## START DATA SUPPLIED
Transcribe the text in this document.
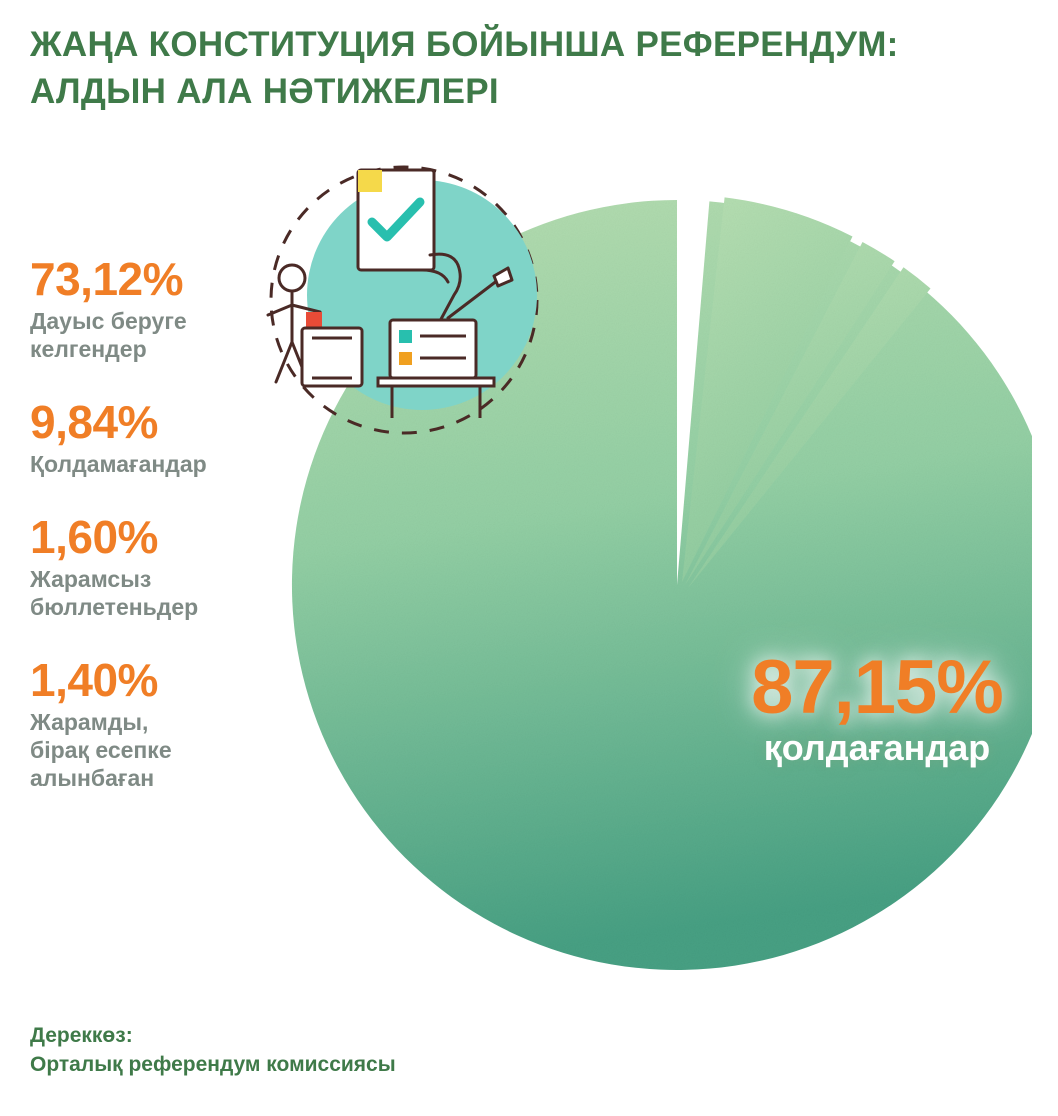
ЖАҢА КОНСТИТУЦИЯ БОЙЫНША РЕФЕРЕНДУМ:
АЛДЫН АЛА НӘТИЖЕЛЕРІ
73,12%
Дауыс беруге
келгендер
9,84%
Қолдамағандар
1,60%
Жарамсыз
бюллетеньдер
1,40%
Жарамды,
бірақ есепке алынбаған
87,15%
қолдағандар
Дереккөз:
Орталық референдум комиссиясы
## END DATA SUPPLIED
**THE TASK:** Transcribe all the lines above exactly, apart from the pictures.

**FINISHED ANSWER:**
Transcribe the text in this document.
ЖАҢА КОНСТИТУЦИЯ БОЙЫНША РЕФЕРЕНДУМ:
АЛДЫН АЛА НӘТИЖЕЛЕРІ
73,12%
Дауыс беруге
келгендер
9,84%
Қолдамағандар
1,60%
Жарамсыз
бюллетеньдер
1,40%
Жарамды,
бірақ есепке алынбаған
87,15%
қолдағандар
Дереккөз:
Орталық референдум комиссиясы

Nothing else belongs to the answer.